Set down all of the data that follows word for word, without the images.

____ Data extract

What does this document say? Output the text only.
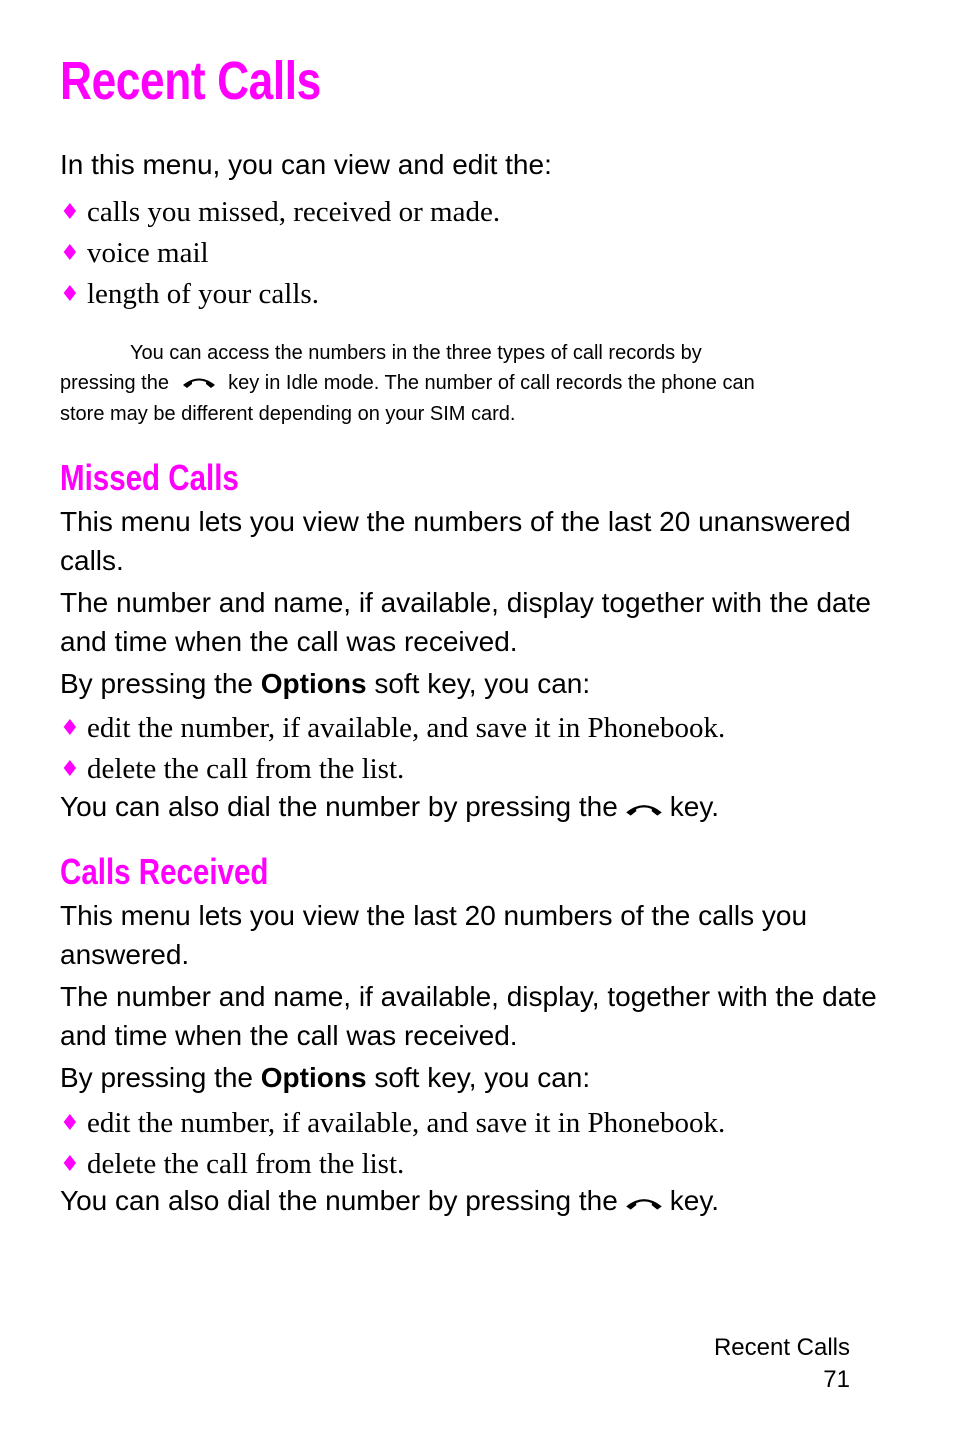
Recent Calls

In this menu, you can view and edit the:

♦ calls you missed, received or made.
♦ voice mail
♦ length of your calls.
You can access the numbers in the three types of call records by
pressing the	key in Idle mode. The number of call records the phone can
store may be different depending on your SIM card.
Missed Calls

This menu lets you view the numbers of the last 20 unanswered calls.

The number and name, if available, display together with the date and time when the call was received.

By pressing the Options soft key, you can:

♦ edit the number, if available, and save it in Phonebook.
♦ delete the call from the list.

You can also dial the number by pressing the key.

Calls Received

This menu lets you view the last 20 numbers of the calls you answered.

The number and name, if available, display, together with the date and time when the call was received.

By pressing the Options soft key, you can:

♦ edit the number, if available, and save it in Phonebook.
♦ delete the call from the list.

You can also dial the number by pressing the key.

Recent Calls
71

________

- Complete response:
What does this document say? Output the text only.
Recent Calls

In this menu, you can view and edit the:

♦ calls you missed, received or made.
♦ voice mail
♦ length of your calls.
You can access the numbers in the three types of call records by
pressing the	key in Idle mode. The number of call records the phone can
store may be different depending on your SIM card.
Missed Calls

This menu lets you view the numbers of the last 20 unanswered calls.

The number and name, if available, display together with the date and time when the call was received.

By pressing the Options soft key, you can:

♦ edit the number, if available, and save it in Phonebook.
♦ delete the call from the list.

You can also dial the number by pressing the key.

Calls Received

This menu lets you view the last 20 numbers of the calls you answered.

The number and name, if available, display, together with the date and time when the call was received.

By pressing the Options soft key, you can:

♦ edit the number, if available, and save it in Phonebook.
♦ delete the call from the list.

You can also dial the number by pressing the key.

Recent Calls
71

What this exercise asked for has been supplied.